> **Document segment**
— Begin —
Rick Norlock Conservative Northumberland—Quinte West, ON

Mr. Speaker, I have listened intently to some of the input put forward by the official opposition members with regard to the bill before us and some of the inferences that members of the military do not have recourse in their grievance procedure. We have a grievance board, the Military Police Complaints Commission and the Military Ombudsman. Further, I notice that several of the members of the official opposition have questioned the soundness of our military justice system.

How does the member reconcile this misguided notion with the fact that in the First Independent Review Authority, former Chief Justice Lamer, stated, “Canada has developed a very sound and fair military justice framework in which Canadians can have trust and confidence”.

Further, another chief justice, Chief Justice LeSage, stated in another independent review, “Although there are some areas where the military justice system and the grievance system can benefit from improvements, overall the system is operating well”.

Two chief justices of our country say that our system is functioning well although it could stand some minor improvements, and that is what this bill would do? How do the members opposite reconcile that?

Strengthening Military Justice in the Defence of Canada ActGovernment Orders

6:15 p.m.

NDP

Philip Toone NDP Gaspésie—Îles-de-la-Madeleine, QC

Mr. Speaker, I thank the member for the question. In 2003, Justice Lamer produced a very interesting report. It contained 88 recommendations, and the government has acted on only 28 of them. I suggest that the members opposite read the report to see what it says; they would be surprised. By keeping only one-quarter of the recommendations, the government is not showing military personnel the respect they deserve.

The Right Honourable Chief Justice Lamer made 88 recommendations and only 28 were accepted. Justice Lamer did his job and made his recommendations after giving much thought to the issues. Once again, the government has hastily put forward an ill-considered bill that seeks to punish people. The Conservatives believe that if they continually hammer away at people, those people may vote Conservative later on.
— End —
> **Collected material**
— Begin —
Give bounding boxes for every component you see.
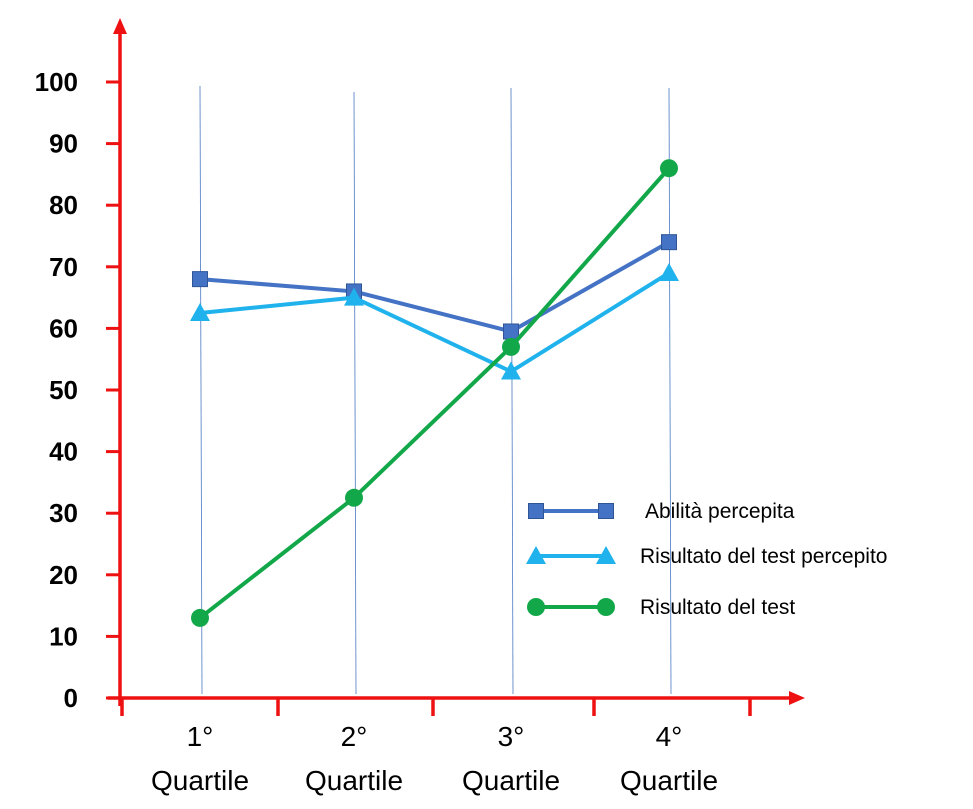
— End —
> **Tasks**
1. In the military justice debate, how many recommendations did Justice Lamer's 2003 report contain, according to the NDP member, and how many has the government acted on?
2. Write the next part of the military justice debate, continuing after its final sentence.
The material is not needed here.

> **Written responses**
1. The report contained 88 recommendations, and the government has acted on only 28 of them.

2.
That is not at all what I want in a bill. I want a bill to be well-thought-out and useful. The objective must be to return our military personnel to their units, not to alienate them.

Strengthening Military Justice in the Defence of Canada ActGovernment Orders

6:15 p.m.

NDP

Hélène Laverdière NDP Laurier—Sainte-Marie, QC

Mr. Speaker, I would like to begin by thanking my colleague for his very interesting speech. I would point out that three very important Commonwealth countries—Great Britain, Australia and New Zealand—have reformed their systems. Does my hon. colleague believe that this is the path that Canada should also take?

Strengthening Military Justice in the Defence of Canada ActGovernment Orders

6:15 p.m.

NDP

Philip Toone NDP Gaspésie—Îles-de-la-Madeleine, QC

Mr. Speaker, we have a lot to learn from other countries. Canada used to serve as an example to other countries. It was always on the forefront in terms of criminal penalties, but it no longer is today. We have a lot of catching up to do.

We must first determine the targeted objective, which we have lost sight of. The objective is not to put people in prison or impoverish our military personnel by saddling them with a criminal record. I repeat: having a criminal record can hinder access to employment. Some people live in poverty their whole lives because they have a criminal record. If that is really what the government is proposing, I do not think it is giving our military personnel the respect they deserve.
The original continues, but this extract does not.